Né dans une famille juive hassidique d’Ukraine, Sacha Piotr, dont le véritable nom était peut-être Alexander Shapiro, avait adhéré en 1904, à l’âge de 14 ans, à un groupe anarchiste. En 1906 il était arrêté avec l’ensemble du groupe et était condamné à mort. Après être resté trois semaines dans les cellules de condamnés à mort, la peine était commuée en prison à vie, en raison de son jeune âge. Interné à Moscou, il était ensuite transféré suite à l’intervention d’un ami influent, à la prison de Yaroslav où les conditions de détention étaient meilleures.
Lors d’une de ses nombreuses tentatives d’évasion, il fut grièvement blessé au bras gauche qui devra être ultérieurement amputé. Il tenta également de se suicider. En 1914, et pendant une année entière, il fut interné dans un isolement total. Libéré par la révolution de 1917, après avoir passé douze ans derrière les barreaux, Sacha Piotr, qui était proche des militants anarchistes Lev Tcherny (assassiné par les bolchéviques) et de Maria Nikiforova (fusillée par les blancs), participait à la révolution en Ukraine où il fut responsable d’un détachement anarchiste lié à la Makhnovtschina. Il était alors marié avec Rachel Shapiro dont il aura un fils appelé Dodek. En 1921, alors qu’il était recherché par les bolchéviques, il gagnait Minsk où il rencontrait Alexander Berkman qui l’aidait financièrement puis, avec l’aide de Lia, une femme juive, franchissait clandestinement la frontière Russo-polonaise avec des faux papiers au nom d’ Alexander Tanaroff.
Il gagnait ensuite Berlin puis Paris. En mai 1924 il fut avec entre autres Sébastien Faure, Ugo Fedeli, Séverin Férandel et Isaak Gurfinkel Walecki l’un des fondateurs de l’Oeuvre internationale des éditions anarchistes où il représentait le mouvement anarchiste russe et collabora, sous le nom de Sacha Peter, à son organe trilingue (français, espagnol, italien) La Revue internationale anarchiste (Paris, 8 numéros du 15 novembre 1924 au 15 juin 1925). A Paris il fut très lié à l’écrivain yiddish Scholem Asch et au peintre Aron Brzezinski et fréquenta le groupe anarchiste russe dont Nestor Makhno.

************

## [Exercice proposé]
Prolongez la biographie de Sacha Piotr en reprenant juste après sa dernière phrase. Les données qui suivent forment un matériau indépendant de ce texte.

## [Contenu des données]
************

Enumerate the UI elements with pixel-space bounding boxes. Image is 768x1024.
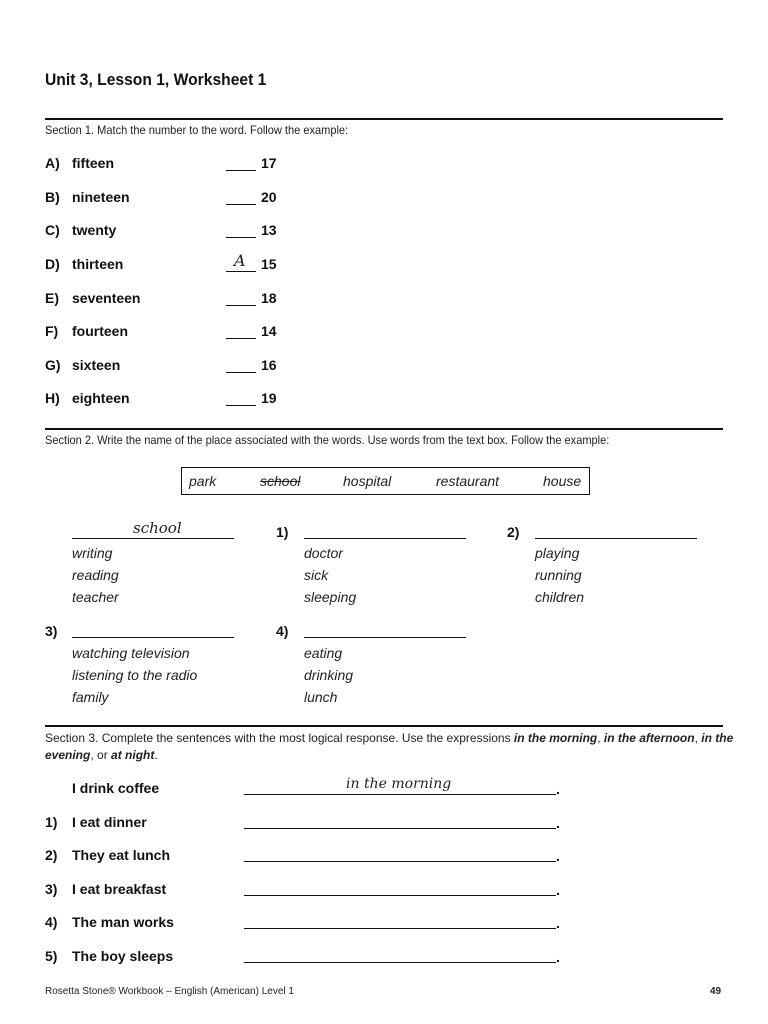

************

## [Résultat ci-dessous]
A partir de 1925 il fut hébergé à Fontenay-sous-Bois par le compagnon italien Onofrio Gilioli dans le pavillon à deux étages que ce dernier avait construite de ses mains sur un terrain acquis en mai 1934 et où résidèrent plusieurs autres militants réfugiés.
Puis il allait à Berlin où il allait travailler comme photographe de rue et rencontrer sa deuxième femme Hanka Grothendieck dont il aura un fils Alexander né en 1928. Avec la montée de l’antisémitisme et du nazisme le couple, après avoir confié leur fils à une famille progressiste allemande, revenait en France en 1933. Entré sans visa, muni d’un passeport Nansen, il fut l’objet d’un arrêté d’expulsion le 10 mars 1935, ce qui provoqua l’intervention, sas succès, de la Ligue des Droits de l’homme en sa faveur.
Dès le début des événements d’Espagne à l’été 1936, tous deux partaient pour Barcelone y participer à la révolution. Sacha, lors d’une assemblée des volontaires étrangers, leur racontera son expérience en Russie et ce que les bolchéviques avaient fait aux anarchistes (cf. Supplément au Bulletin d’information CNT-FAI, 19 juin 1937).
Rentré en France lors de la Retirada de février 1939, il gagna Nîmes où sa compagne, réfugiée politique, était employée comme “domestique” par le commissaire de la ville et, en mai, quelques mois avant le début de la guerre, récupérait leur fils Alexander. Le 30 octobre 1940 Sacha Piotr fut interné au camp du Vernet, où May Picqueray, venu visiter le militant italien Fernando Gualdi, le rencontra et parvint à lui donner de la nourriture. Sa compagne Hanka et leur fils furent internés en 1940 au camp de Rieucros, puis, parvinrent à se cacher dans les Cévennes pendant l’occupation. Sacha Piotr a été arrêté par la Gestapo — qui aurait alors saisi une valise contenant de nombreux documents sur l’histoire du mouvement Makhnoviste — puis déporté sous le nom d’ Alexander Tanaroff à Auschwitz où il était assassiné par les nazis sans doute en 1942.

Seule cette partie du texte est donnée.